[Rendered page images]

========================================================================

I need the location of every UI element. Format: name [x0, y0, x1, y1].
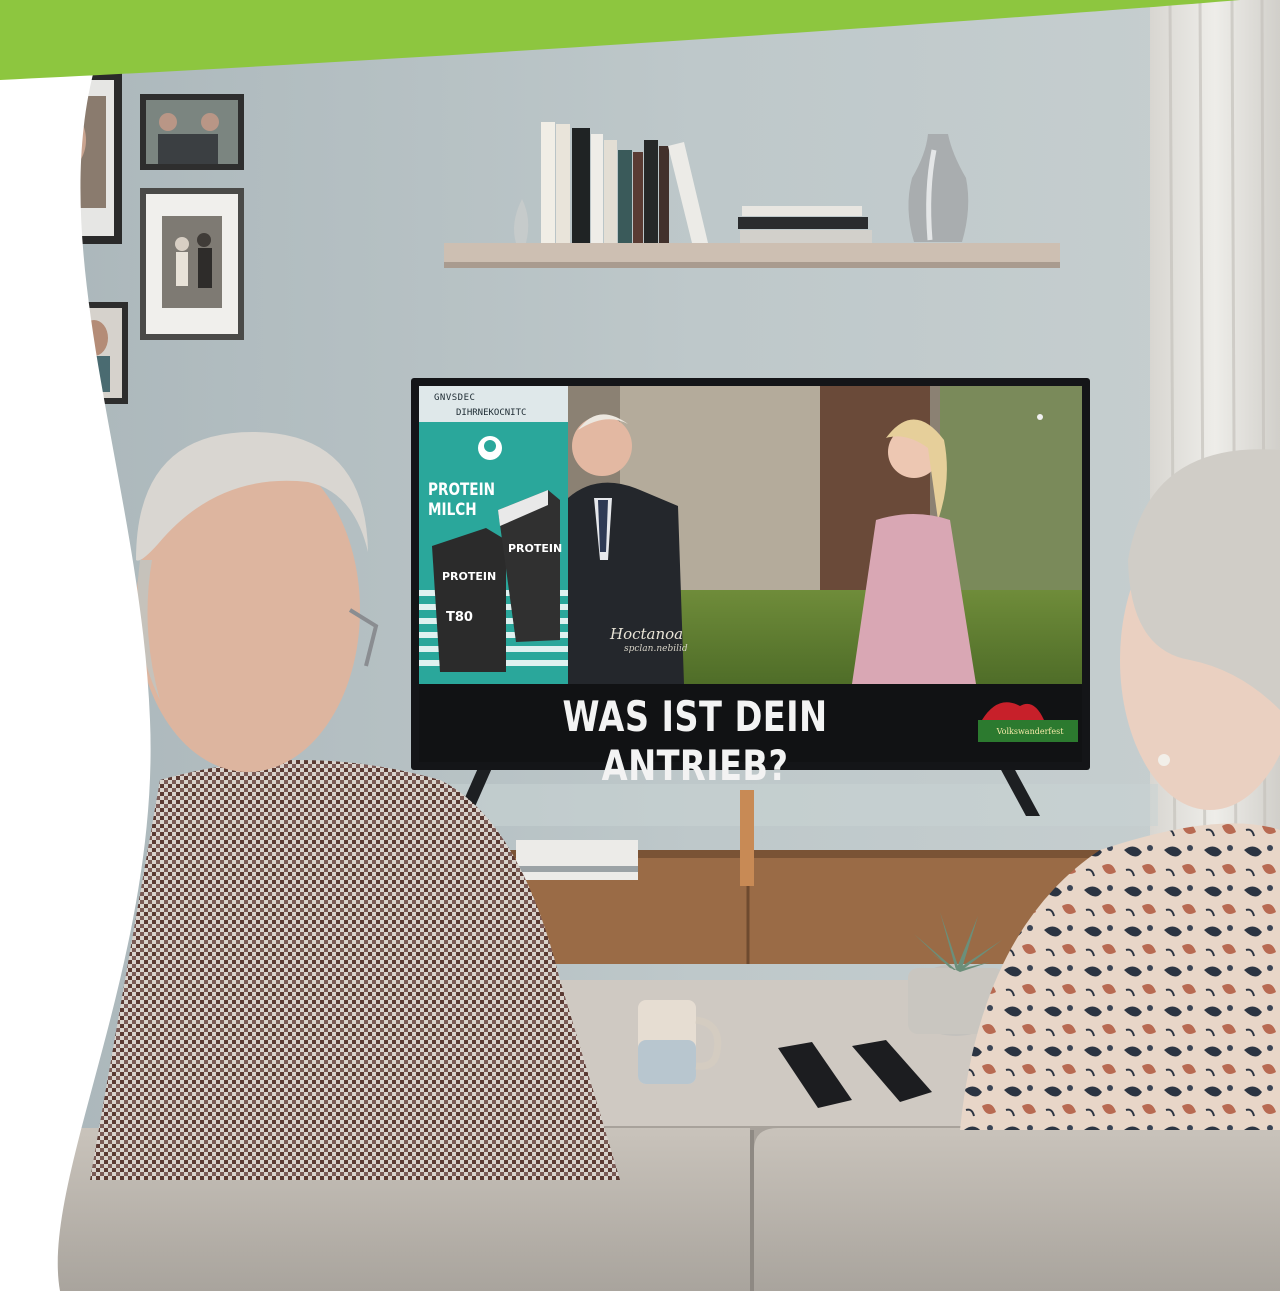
- tv-ticker-top: GNVSDEC: [434, 393, 476, 403]
- pack-left-label: PROTEIN: [442, 570, 497, 583]
- tv-caption-sub: spclan.nebilid: [624, 644, 688, 654]
- tv-ticker-sub: DIHRNEKOCNITC: [456, 408, 527, 418]
- pack-number: T80: [446, 610, 473, 625]
- pack-right-label: PROTEIN: [508, 542, 563, 555]
- tv-caption-name: Hoctanoa: [610, 625, 684, 643]
- ad-product-title: PROTEIN MILCH: [428, 480, 496, 520]
- tv-headline: WAS IST DEIN ANTRIEB?: [562, 692, 828, 790]
- channel-logo-text: Volkswanderfest: [996, 727, 1064, 736]
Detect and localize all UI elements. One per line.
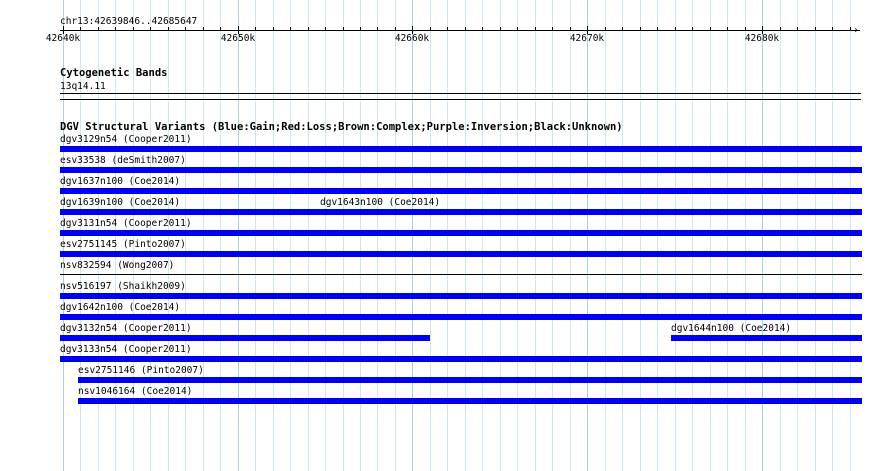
ruler-tick-mark: [325, 27, 326, 31]
ruler-tick-mark: [255, 27, 256, 31]
ruler-tick-mark: [133, 27, 134, 31]
ruler-tick-mark: [80, 27, 81, 31]
ruler-tick-mark: [290, 27, 291, 31]
ruler-tick-mark: [797, 27, 798, 31]
genome-browser-panel: chr13:42639846..42685647 42640k 42650k 426…: [0, 0, 890, 471]
dgv-track-title: DGV Structural Variants (Blue:Gain;Red:L…: [60, 121, 623, 133]
ruler-tick-mark: [675, 27, 676, 31]
ruler-tick-mark: [150, 27, 151, 31]
dgv-feature-bar[interactable]: [60, 230, 862, 236]
ruler-tick-mark: [517, 27, 518, 31]
dgv-feature-bar[interactable]: [60, 314, 862, 320]
dgv-feature-label: nsv516197 (Shaikh2009): [60, 281, 186, 292]
ruler-tick-mark: [360, 27, 361, 31]
cytoband-label: 13q14.11: [60, 81, 106, 92]
ruler-arrow-icon: ›: [853, 25, 860, 36]
ruler-tick-mark: [780, 27, 781, 31]
dgv-feature-label: dgv1637n100 (Coe2014): [60, 176, 181, 187]
dgv-feature-label: esv33538 (deSmith2007): [60, 155, 186, 166]
dgv-feature-label: dgv3129n54 (Cooper2011): [60, 134, 192, 145]
ruler-line: [60, 30, 860, 31]
dgv-feature-label: esv2751145 (Pinto2007): [60, 239, 186, 250]
ruler-tick-mark: [832, 27, 833, 31]
ruler-tick-label: 42640k: [45, 33, 81, 44]
dgv-feature-label: esv2751146 (Pinto2007): [78, 365, 204, 376]
ruler-tick-mark: [343, 27, 344, 31]
dgv-feature-label: dgv3131n54 (Cooper2011): [60, 218, 192, 229]
dgv-feature-label: dgv1643n100 (Coe2014): [320, 197, 441, 208]
dgv-feature-label: dgv1642n100 (Coe2014): [60, 302, 181, 313]
ruler-tick-mark: [377, 27, 378, 31]
dgv-feature-label: dgv1639n100 (Coe2014): [60, 197, 181, 208]
ruler-tick-mark: [727, 27, 728, 31]
dgv-feature-bar[interactable]: [78, 398, 862, 404]
ruler-tick-mark: [850, 27, 851, 31]
ruler-tick-mark: [692, 27, 693, 31]
ruler-tick-mark: [465, 27, 466, 31]
ruler-tick-label: 42660k: [394, 33, 430, 44]
dgv-feature-bar[interactable]: [60, 251, 862, 257]
dgv-feature-bar[interactable]: [320, 209, 862, 215]
ruler-tick-mark: [657, 27, 658, 31]
ruler-tick-label: 42670k: [569, 33, 605, 44]
location-label: chr13:42639846..42685647: [60, 16, 198, 27]
ruler-tick-mark: [552, 27, 553, 31]
ruler-tick-label: 42650k: [220, 33, 256, 44]
ruler-tick-mark: [220, 27, 221, 31]
dgv-feature-bar[interactable]: [60, 188, 862, 194]
ruler-tick-mark: [710, 27, 711, 31]
dgv-feature-bar[interactable]: [60, 356, 862, 362]
dgv-feature-bar[interactable]: [60, 293, 862, 299]
ruler-tick-mark: [500, 27, 501, 31]
ruler-tick-mark: [605, 27, 606, 31]
ruler-tick-mark: [203, 27, 204, 31]
ruler-tick-mark: [745, 27, 746, 31]
dgv-feature-bar[interactable]: [78, 377, 862, 383]
dgv-feature-bar[interactable]: [60, 167, 862, 173]
ruler-tick-mark: [168, 27, 169, 31]
dgv-feature-bar[interactable]: [60, 335, 430, 341]
ruler-tick-mark: [185, 27, 186, 31]
ruler-tick-mark: [640, 27, 641, 31]
ruler-tick-mark: [430, 27, 431, 31]
dgv-feature-bar[interactable]: [60, 146, 862, 152]
ruler-tick-mark: [273, 27, 274, 31]
cytoband-line-top: [60, 93, 861, 94]
ruler-tick-mark: [395, 27, 396, 31]
ruler-tick-mark: [98, 27, 99, 31]
ruler-tick-mark: [535, 27, 536, 31]
ruler-tick-mark: [482, 27, 483, 31]
ruler-tick-mark: [622, 27, 623, 31]
ruler-tick-mark: [115, 27, 116, 31]
dgv-feature-label: dgv3133n54 (Cooper2011): [60, 344, 192, 355]
dgv-feature-label: nsv1046164 (Coe2014): [78, 386, 193, 397]
ruler-tick-mark: [570, 27, 571, 31]
dgv-feature-label: nsv832594 (Wong2007): [60, 260, 175, 271]
ruler-tick-mark: [308, 27, 309, 31]
dgv-feature-bar[interactable]: [671, 335, 862, 341]
ruler-tick-mark: [815, 27, 816, 31]
dgv-feature-bar[interactable]: [60, 274, 862, 275]
cytoband-line-bottom: [60, 99, 861, 100]
ruler-tick-mark: [447, 27, 448, 31]
dgv-feature-label: dgv1644n100 (Coe2014): [671, 323, 792, 334]
dgv-feature-label: dgv3132n54 (Cooper2011): [60, 323, 192, 334]
ruler-tick-label: 42680k: [744, 33, 780, 44]
cytoband-track-title: Cytogenetic Bands: [60, 67, 168, 79]
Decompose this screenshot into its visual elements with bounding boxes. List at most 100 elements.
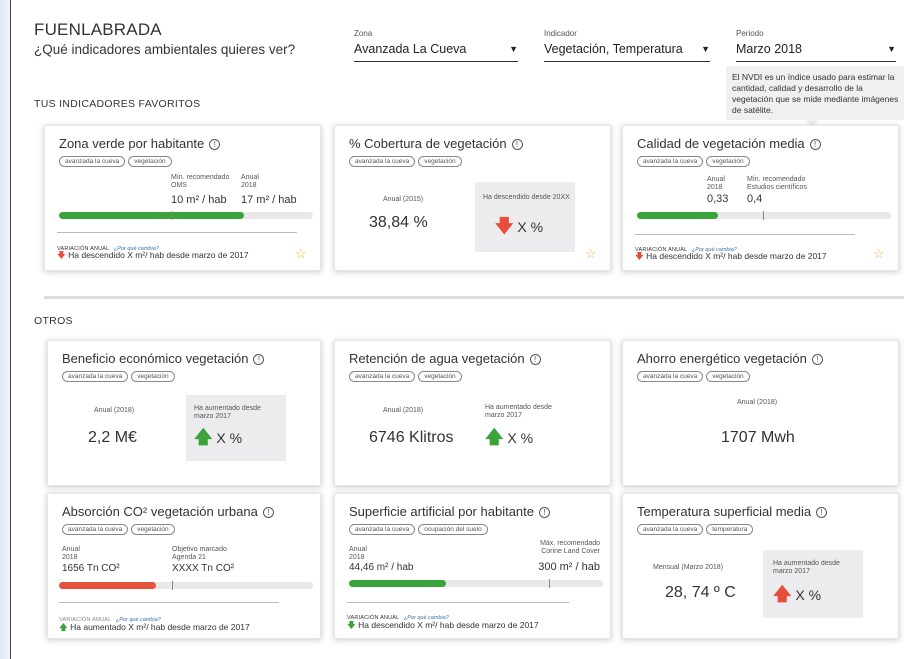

========================================================================

**WHAT YOU SHOULD DO:** Without the pictures, copy out all the records above exactly.

**RESPONSE TO THIS TASK:**
I need the location of every UI element. Format: name [x0, y0, x1, y1].
- tv-ticker-top: GNVSDEC: [434, 393, 476, 403]
- pack-left-label: PROTEIN: [442, 570, 497, 583]
- tv-caption-sub: spclan.nebilid: [624, 644, 688, 654]
- tv-ticker-sub: DIHRNEKOCNITC: [456, 408, 527, 418]
- pack-number: T80: [446, 610, 473, 625]
- pack-right-label: PROTEIN: [508, 542, 563, 555]
- tv-caption-name: Hoctanoa: [610, 625, 684, 643]
- ad-product-title: PROTEIN MILCH: [428, 480, 496, 520]
- tv-headline: WAS IST DEIN ANTRIEB?: [562, 692, 828, 790]
- channel-logo-text: Volkswanderfest: [996, 727, 1064, 736]
Detect and localize all UI elements. One per line.
ruler-tick-mark: [325, 27, 326, 31]
ruler-tick-mark: [255, 27, 256, 31]
ruler-tick-mark: [133, 27, 134, 31]
ruler-tick-mark: [80, 27, 81, 31]
ruler-tick-mark: [290, 27, 291, 31]
ruler-tick-mark: [797, 27, 798, 31]
genome-browser-panel: chr13:42639846..42685647 42640k 42650k 426…: [0, 0, 890, 471]
dgv-track-title: DGV Structural Variants (Blue:Gain;Red:L…: [60, 121, 623, 133]
ruler-tick-mark: [675, 27, 676, 31]
ruler-tick-mark: [150, 27, 151, 31]
dgv-feature-bar[interactable]: [60, 230, 862, 236]
ruler-tick-mark: [517, 27, 518, 31]
dgv-feature-bar[interactable]: [60, 314, 862, 320]
dgv-feature-label: nsv516197 (Shaikh2009): [60, 281, 186, 292]
ruler-tick-mark: [360, 27, 361, 31]
cytoband-label: 13q14.11: [60, 81, 106, 92]
ruler-arrow-icon: ›: [853, 25, 860, 36]
ruler-tick-mark: [780, 27, 781, 31]
dgv-feature-label: dgv1637n100 (Coe2014): [60, 176, 181, 187]
dgv-feature-label: esv33538 (deSmith2007): [60, 155, 186, 166]
dgv-feature-label: dgv3129n54 (Cooper2011): [60, 134, 192, 145]
ruler-line: [60, 30, 860, 31]
dgv-feature-label: esv2751145 (Pinto2007): [60, 239, 186, 250]
ruler-tick-mark: [832, 27, 833, 31]
ruler-tick-label: 42640k: [45, 33, 81, 44]
dgv-feature-label: esv2751146 (Pinto2007): [78, 365, 204, 376]
ruler-tick-mark: [343, 27, 344, 31]
dgv-feature-label: dgv3131n54 (Cooper2011): [60, 218, 192, 229]
dgv-feature-label: dgv1643n100 (Coe2014): [320, 197, 441, 208]
dgv-feature-label: dgv1642n100 (Coe2014): [60, 302, 181, 313]
ruler-tick-mark: [377, 27, 378, 31]
dgv-feature-label: dgv1639n100 (Coe2014): [60, 197, 181, 208]
ruler-tick-mark: [727, 27, 728, 31]
dgv-feature-bar[interactable]: [78, 398, 862, 404]
ruler-tick-mark: [850, 27, 851, 31]
ruler-tick-mark: [692, 27, 693, 31]
ruler-tick-mark: [465, 27, 466, 31]
ruler-tick-label: 42660k: [394, 33, 430, 44]
dgv-feature-bar[interactable]: [60, 251, 862, 257]
dgv-feature-bar[interactable]: [320, 209, 862, 215]
ruler-tick-mark: [657, 27, 658, 31]
ruler-tick-label: 42670k: [569, 33, 605, 44]
location-label: chr13:42639846..42685647: [60, 16, 198, 27]
ruler-tick-mark: [552, 27, 553, 31]
ruler-tick-label: 42650k: [220, 33, 256, 44]
ruler-tick-mark: [220, 27, 221, 31]
dgv-feature-bar[interactable]: [60, 188, 862, 194]
ruler-tick-mark: [710, 27, 711, 31]
dgv-feature-bar[interactable]: [60, 356, 862, 362]
dgv-feature-bar[interactable]: [60, 293, 862, 299]
ruler-tick-mark: [500, 27, 501, 31]
ruler-tick-mark: [605, 27, 606, 31]
ruler-tick-mark: [203, 27, 204, 31]
ruler-tick-mark: [745, 27, 746, 31]
dgv-feature-bar[interactable]: [78, 377, 862, 383]
dgv-feature-bar[interactable]: [60, 167, 862, 173]
ruler-tick-mark: [168, 27, 169, 31]
dgv-feature-bar[interactable]: [60, 335, 430, 341]
ruler-tick-mark: [185, 27, 186, 31]
ruler-tick-mark: [640, 27, 641, 31]
ruler-tick-mark: [430, 27, 431, 31]
dgv-feature-bar[interactable]: [60, 146, 862, 152]
ruler-tick-mark: [273, 27, 274, 31]
cytoband-line-top: [60, 93, 861, 94]
ruler-tick-mark: [395, 27, 396, 31]
ruler-tick-mark: [98, 27, 99, 31]
ruler-tick-mark: [535, 27, 536, 31]
ruler-tick-mark: [482, 27, 483, 31]
ruler-tick-mark: [622, 27, 623, 31]
ruler-tick-mark: [115, 27, 116, 31]
dgv-feature-label: dgv3133n54 (Cooper2011): [60, 344, 192, 355]
dgv-feature-label: nsv1046164 (Coe2014): [78, 386, 193, 397]
ruler-tick-mark: [570, 27, 571, 31]
dgv-feature-label: nsv832594 (Wong2007): [60, 260, 175, 271]
ruler-tick-mark: [308, 27, 309, 31]
dgv-feature-bar[interactable]: [671, 335, 862, 341]
ruler-tick-mark: [815, 27, 816, 31]
dgv-feature-bar[interactable]: [60, 274, 862, 275]
cytoband-line-bottom: [60, 99, 861, 100]
ruler-tick-mark: [447, 27, 448, 31]
dgv-feature-label: dgv1644n100 (Coe2014): [671, 323, 792, 334]
dgv-feature-label: dgv3132n54 (Cooper2011): [60, 323, 192, 334]
ruler-tick-label: 42680k: [744, 33, 780, 44]
cytoband-track-title: Cytogenetic Bands: [60, 67, 168, 79]
Decompose this screenshot into its visual elements with bounding boxes. List at most 100 elements.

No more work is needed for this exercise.